Data for this task:
[Begin]
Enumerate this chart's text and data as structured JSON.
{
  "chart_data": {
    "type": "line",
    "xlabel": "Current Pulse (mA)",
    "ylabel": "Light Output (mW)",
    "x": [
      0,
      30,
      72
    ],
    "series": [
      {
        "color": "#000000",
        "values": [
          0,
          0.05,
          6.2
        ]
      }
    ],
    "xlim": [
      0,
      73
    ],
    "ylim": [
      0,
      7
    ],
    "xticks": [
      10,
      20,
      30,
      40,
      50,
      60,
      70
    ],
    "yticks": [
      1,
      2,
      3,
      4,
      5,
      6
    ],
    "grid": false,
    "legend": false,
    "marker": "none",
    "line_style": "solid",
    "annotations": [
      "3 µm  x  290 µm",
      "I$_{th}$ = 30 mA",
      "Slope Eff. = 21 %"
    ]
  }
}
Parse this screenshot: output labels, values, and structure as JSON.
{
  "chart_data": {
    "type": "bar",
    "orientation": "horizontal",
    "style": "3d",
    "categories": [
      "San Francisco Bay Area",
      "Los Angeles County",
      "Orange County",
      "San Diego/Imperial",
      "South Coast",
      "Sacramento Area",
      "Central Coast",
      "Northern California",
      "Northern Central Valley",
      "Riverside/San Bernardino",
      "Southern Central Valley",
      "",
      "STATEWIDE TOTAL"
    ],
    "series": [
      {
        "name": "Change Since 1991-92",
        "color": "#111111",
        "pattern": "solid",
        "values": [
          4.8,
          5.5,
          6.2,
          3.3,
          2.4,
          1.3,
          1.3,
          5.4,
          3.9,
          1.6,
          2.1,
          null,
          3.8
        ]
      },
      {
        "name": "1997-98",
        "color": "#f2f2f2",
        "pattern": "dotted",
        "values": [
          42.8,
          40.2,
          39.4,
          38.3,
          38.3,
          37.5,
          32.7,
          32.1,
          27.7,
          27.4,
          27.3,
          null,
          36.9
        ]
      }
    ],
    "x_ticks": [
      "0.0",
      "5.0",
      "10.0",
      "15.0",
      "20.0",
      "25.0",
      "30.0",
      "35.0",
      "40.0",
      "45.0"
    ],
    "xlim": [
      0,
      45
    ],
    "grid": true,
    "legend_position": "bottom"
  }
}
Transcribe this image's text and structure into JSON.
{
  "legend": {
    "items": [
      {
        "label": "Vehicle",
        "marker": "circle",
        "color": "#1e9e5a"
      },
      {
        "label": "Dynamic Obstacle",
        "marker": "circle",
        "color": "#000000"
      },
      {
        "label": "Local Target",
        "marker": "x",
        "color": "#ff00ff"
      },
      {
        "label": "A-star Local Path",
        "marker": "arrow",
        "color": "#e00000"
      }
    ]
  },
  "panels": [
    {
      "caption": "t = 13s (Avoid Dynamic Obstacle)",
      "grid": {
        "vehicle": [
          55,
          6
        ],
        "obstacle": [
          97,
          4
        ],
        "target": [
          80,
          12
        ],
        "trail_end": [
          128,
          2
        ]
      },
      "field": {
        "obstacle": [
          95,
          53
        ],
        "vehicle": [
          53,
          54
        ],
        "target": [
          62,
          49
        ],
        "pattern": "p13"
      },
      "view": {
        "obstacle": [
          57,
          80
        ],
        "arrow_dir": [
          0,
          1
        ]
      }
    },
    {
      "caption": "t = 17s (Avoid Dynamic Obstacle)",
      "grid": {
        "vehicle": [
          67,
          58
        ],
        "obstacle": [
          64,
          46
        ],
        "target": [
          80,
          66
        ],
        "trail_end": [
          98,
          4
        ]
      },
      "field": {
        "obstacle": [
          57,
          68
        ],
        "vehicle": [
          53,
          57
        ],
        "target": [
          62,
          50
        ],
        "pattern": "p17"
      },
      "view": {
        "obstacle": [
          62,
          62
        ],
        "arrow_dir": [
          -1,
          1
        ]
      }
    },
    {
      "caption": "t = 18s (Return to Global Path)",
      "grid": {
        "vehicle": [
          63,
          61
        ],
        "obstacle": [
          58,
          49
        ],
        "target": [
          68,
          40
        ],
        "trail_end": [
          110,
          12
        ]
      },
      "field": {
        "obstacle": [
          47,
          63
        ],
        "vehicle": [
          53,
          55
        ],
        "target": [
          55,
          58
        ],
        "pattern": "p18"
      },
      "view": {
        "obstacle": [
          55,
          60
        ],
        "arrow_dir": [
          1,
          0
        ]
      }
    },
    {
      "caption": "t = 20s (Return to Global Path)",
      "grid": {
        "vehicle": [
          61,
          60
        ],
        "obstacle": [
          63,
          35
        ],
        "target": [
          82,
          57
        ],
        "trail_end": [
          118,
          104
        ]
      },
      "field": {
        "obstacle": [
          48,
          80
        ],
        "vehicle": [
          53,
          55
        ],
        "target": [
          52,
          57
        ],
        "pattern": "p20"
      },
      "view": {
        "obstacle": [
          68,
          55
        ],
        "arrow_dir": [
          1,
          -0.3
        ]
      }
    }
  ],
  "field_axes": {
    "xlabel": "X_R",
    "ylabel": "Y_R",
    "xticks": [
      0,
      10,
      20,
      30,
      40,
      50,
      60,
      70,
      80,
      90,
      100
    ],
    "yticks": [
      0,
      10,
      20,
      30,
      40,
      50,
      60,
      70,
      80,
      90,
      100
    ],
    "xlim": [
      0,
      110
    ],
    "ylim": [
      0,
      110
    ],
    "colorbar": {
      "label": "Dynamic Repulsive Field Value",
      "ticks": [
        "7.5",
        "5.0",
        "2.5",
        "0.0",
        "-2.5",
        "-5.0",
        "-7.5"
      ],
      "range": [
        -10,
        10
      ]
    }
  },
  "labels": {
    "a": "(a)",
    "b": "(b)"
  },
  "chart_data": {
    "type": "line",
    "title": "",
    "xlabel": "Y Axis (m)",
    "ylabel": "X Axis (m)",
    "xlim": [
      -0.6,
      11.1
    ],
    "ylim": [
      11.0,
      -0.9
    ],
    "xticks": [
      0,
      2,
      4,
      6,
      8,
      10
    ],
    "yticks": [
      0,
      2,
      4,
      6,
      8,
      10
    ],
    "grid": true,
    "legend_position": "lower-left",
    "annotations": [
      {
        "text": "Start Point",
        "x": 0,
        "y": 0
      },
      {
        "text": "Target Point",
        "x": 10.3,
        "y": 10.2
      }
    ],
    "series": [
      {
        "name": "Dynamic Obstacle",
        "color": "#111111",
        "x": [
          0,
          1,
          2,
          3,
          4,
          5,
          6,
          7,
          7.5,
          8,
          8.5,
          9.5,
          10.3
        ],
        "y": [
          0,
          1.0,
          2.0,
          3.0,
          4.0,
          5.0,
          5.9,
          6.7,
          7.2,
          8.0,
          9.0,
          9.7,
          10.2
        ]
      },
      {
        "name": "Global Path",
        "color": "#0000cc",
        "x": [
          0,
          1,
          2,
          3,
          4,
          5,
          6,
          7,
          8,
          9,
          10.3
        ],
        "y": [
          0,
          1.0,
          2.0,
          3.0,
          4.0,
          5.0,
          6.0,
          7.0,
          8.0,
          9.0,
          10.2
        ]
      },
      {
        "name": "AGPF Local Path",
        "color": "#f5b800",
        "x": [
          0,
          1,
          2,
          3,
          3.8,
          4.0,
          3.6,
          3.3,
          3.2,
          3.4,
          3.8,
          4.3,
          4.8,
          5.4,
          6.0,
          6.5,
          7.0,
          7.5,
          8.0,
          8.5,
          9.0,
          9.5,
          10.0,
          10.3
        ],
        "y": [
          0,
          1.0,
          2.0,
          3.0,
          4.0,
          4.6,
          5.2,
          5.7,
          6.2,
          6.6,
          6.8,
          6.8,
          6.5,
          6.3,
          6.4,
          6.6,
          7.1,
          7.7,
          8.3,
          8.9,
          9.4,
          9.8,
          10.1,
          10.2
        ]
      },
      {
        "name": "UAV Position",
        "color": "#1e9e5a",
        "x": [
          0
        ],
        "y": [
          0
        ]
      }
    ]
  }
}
[End]
Search the entries for the string "Northern" and collect each line that has it.

      "Northern California",
      "Northern Central Valley",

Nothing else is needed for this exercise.